== TRAVAIL À FAIRE ==
• 1. Dans le texte à lire, sous quels traits le génie de la Terre apparaît-il à Sidérie ?
• 2. Rédigez la suite du récit sur le dernier homme et Sidérie, en repartant de sa dernière phrase.

Le dernier homme en était à ce point du récit, quand Sidérie, craignant la suite de ses révélations naïves, se leva rougissante, et saisit un prétexte pour s’éloigner de son époux.

Celui-ci, en effet, contait au vieillard, sans réserve, comment la nouvelle épousée résista, comment elle repoussait l’amour qu’elle-même avait au cœur. « Elle avait juré à son père que cette union resterait pure, qu’elle s’ôterait la vie plutôt que de compromettre les destinées du monde et de prolonger sa durée contre l’ordre de Dieu. Elle aimait, refusait, combattue cruellement d’amour et de douleur. La fraude la vainquit. Le génie de la Terre lui apparaît sous les traits de son père, et lui commande l’union. Il fait apparaître à ses yeux, dans une image de volupté touchante, Ève presque enfant encore, et déjà absorbée au bonheur de l’allaitement, pressant son fils au sein charmant où il boit la vie. Sidérie ne résiste plus ; elle veut et désire… Il devient son époux. »

Le dernier homme termine son récit. Il avoue à Adam qu’à ce moment si doux, si solennel, la Terre refleurit d’espérance ; mais, hélas ! le soleil pâlit, le ciel rougit de taches sanglantes.

Là commence la dure, la cruelle mission d’Adam ; mais Dieu le veut ainsi.

Celui qui commença la race humaine doit, pour dernière douleur, la finir, clore l’amour ici-bas, consommer le divorce et la séparation suprême, ordonner le mortel adieu…

Tels furent les mots d’Adam au dernier homme, ou plutôt les mots de Dieu même : « Fuis, mon fils, fuis-la, cette femme trop aimée, et pour toujours !… Tremble de devenir père de la race maudite ; crains d’engendrer des monstres ! »

== JEU DE DONNÉES ==
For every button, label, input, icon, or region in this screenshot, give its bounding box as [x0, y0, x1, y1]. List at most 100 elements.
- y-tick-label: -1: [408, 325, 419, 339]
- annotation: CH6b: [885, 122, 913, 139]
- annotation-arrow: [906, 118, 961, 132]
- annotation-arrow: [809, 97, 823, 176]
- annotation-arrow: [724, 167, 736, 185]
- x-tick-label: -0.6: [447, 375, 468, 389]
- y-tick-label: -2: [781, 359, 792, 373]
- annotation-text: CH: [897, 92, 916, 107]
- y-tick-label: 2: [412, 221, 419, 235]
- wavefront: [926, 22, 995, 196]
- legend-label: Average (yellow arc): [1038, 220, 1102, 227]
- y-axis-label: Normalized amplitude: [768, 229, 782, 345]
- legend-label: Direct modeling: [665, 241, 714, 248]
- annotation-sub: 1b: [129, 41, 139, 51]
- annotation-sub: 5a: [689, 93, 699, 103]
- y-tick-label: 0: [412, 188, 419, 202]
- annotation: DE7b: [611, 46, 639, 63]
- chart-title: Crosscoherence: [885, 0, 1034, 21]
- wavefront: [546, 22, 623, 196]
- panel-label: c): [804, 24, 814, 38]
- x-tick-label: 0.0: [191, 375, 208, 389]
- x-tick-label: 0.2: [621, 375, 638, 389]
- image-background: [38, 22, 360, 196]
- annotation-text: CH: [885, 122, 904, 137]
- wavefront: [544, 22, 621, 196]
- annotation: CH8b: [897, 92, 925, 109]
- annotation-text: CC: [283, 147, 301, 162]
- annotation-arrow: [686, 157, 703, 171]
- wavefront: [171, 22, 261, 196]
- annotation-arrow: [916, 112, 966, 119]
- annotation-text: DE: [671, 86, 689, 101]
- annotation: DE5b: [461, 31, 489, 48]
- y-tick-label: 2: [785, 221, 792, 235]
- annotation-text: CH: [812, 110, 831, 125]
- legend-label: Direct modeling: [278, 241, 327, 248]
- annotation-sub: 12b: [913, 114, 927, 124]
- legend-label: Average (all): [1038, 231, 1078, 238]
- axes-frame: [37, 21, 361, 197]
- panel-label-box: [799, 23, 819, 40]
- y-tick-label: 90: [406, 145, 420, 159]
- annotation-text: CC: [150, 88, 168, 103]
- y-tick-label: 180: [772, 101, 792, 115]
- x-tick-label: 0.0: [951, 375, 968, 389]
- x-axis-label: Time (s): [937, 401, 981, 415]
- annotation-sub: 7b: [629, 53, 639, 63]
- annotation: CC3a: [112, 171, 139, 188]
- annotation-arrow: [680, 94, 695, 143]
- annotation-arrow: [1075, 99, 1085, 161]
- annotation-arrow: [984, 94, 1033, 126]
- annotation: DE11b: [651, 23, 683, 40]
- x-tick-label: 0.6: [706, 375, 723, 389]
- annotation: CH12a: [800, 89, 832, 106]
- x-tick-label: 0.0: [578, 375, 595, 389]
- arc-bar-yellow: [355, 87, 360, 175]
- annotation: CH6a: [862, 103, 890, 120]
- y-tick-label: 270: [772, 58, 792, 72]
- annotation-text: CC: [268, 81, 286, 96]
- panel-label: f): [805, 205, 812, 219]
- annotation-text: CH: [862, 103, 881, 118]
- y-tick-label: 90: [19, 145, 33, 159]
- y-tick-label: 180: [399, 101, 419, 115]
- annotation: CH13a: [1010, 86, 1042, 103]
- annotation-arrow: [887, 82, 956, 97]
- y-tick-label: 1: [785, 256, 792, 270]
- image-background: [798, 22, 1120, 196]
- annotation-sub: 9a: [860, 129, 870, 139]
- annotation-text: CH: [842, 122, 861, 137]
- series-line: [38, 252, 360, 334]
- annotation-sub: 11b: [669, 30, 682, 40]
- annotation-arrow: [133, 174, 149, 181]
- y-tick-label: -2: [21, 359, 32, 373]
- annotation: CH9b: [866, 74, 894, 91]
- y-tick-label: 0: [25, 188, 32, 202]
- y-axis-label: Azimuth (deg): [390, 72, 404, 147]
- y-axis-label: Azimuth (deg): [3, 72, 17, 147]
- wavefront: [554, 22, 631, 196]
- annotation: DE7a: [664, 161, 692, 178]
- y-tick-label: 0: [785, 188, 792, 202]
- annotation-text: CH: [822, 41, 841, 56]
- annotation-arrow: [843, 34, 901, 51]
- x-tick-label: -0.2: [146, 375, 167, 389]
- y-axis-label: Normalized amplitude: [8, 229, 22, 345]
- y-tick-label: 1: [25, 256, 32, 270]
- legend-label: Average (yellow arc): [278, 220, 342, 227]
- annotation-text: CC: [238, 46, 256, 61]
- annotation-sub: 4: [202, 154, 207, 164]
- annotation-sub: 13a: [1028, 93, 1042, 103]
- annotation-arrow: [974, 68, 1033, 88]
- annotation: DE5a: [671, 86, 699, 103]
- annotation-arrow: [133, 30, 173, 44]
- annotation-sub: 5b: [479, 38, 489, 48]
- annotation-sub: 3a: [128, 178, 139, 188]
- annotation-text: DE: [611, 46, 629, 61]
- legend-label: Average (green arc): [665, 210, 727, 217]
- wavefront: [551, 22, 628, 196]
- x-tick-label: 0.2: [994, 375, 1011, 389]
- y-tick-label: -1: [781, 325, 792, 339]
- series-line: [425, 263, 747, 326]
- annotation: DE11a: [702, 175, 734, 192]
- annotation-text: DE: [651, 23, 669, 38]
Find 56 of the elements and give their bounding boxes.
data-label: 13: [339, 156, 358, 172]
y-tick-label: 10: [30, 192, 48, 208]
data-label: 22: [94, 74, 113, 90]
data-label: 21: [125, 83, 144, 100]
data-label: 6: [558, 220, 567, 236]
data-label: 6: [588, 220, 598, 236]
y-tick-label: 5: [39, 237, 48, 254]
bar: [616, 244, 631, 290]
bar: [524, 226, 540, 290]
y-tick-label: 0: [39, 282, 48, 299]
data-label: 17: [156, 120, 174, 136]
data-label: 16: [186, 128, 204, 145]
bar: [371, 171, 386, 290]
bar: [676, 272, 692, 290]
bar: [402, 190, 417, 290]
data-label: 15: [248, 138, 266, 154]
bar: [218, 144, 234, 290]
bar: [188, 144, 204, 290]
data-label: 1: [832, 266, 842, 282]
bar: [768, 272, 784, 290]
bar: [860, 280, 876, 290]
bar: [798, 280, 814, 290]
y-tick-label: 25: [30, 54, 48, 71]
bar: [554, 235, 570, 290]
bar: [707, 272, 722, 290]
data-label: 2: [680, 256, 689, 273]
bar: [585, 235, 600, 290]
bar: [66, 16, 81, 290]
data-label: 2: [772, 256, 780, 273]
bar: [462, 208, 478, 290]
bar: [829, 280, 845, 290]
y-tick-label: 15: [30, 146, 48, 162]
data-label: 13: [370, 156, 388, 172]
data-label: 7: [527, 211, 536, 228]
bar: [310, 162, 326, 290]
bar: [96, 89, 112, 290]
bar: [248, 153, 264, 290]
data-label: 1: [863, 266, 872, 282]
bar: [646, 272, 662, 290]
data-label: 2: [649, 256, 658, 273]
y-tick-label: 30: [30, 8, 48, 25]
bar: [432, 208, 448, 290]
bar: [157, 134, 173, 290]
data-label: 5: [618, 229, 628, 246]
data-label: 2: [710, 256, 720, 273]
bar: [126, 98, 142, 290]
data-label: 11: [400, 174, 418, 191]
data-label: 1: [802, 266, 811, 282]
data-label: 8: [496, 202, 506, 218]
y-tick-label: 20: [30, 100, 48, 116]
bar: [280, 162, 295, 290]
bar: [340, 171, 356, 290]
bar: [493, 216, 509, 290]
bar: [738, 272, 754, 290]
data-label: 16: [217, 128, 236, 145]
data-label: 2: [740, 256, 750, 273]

== CORRIGÉ DE L'EXERCICE ==
• 1. Sous les traits de son père.

• 2.
L’infortuné, à ces paroles, pâlit et recula : « O mon père, disait-il, n’avez-vous pas vous-même voulu vous perdre avec la mère des hommes ?… Eh bien, je ferai comme vous ! » Sa douleur est si grande, si vraie, si pathétique, qu’Adam pleure avec lui. Le premier homme et le dernier ont confondu leurs larmes dans le plus tendre embrassement.

» Sois le libérateur du monde, ô mon enfant, son bienfaiteur ! Ne prolonge pas sa misère ! Permets-lui de finir. Tes pères attendent au sépulcre que, le monde expiré, leurs cendres se raniment, leurs os se lèvent, et que le genre humain revive avec mille bénédictions pour toi.

» Tu hésites… Ah ! je sens que mon supplice recommence. Je les vois dans la plaine aride, sous un ciel ténébreux, ces derniers humains, je les vois hideux et cruels, assis aux banquets exécrables, se disputant les membres de leurs frères, s’arrachant des lambeaux sanglants. »

Il dit. Le dernier homme les voyait aussi, ces images horribles. Il ne résista plus : « Mon père, que du moins Sidérie ne puisse me maudire ! Qu’elle sache que son époux la trahit malgré lui ! Qu’elle sache mon innocence ! » L’infortuné élève un autel sur la route et y inscrit ces mots, que Sidérie lira en recherchant sa trace : « Je ne fus point coupable[128]. »

[128] Dans cette fuite du dernier homme il y a une très belle page. Il passe où fut Paris. La ville n’existe plus. Tous les monuments sont détruits. Un seul reste, élevé à Bonaparte. Des hommes des quatre parties du monde y ont écrit ses bienfaits, ou plutôt les espérances qu’il donnait en brumaire où Lucien l’avait présenté comme un médecin qui allait guérir la France. De là aussi le beau tableau de Gros, où on le voit touchant les plaies des Pestiférés de Jaffa. De là l’erreur passagère de plusieurs philosophes et patriotes, Chénier, Garat, Cabanis, Daunou, Grainville et autres.

Il l’avait deviné sans peine. La pauvre abandonnée, ne le voyant plus revenir, hors d’elle-même et désespérée, avait fui son palais. Elle allait, elle errait, interrogeant le sable pour trouver ses vestiges ; elle voulait le suivre, le chercher par toute la terre. Et cependant le jour baissait, en plein midi ; il se faisait peu à peu de grandes ténèbres. Elle allait à tâtons, pleurant, se heurtant aux pierres du chemin. La terre, ébranlée par moments, se fendait de rides profondes ; de grands arbres tombaient, des monuments croulaient… Elle n’en allait pas moins échevelée, et se frappant le sein.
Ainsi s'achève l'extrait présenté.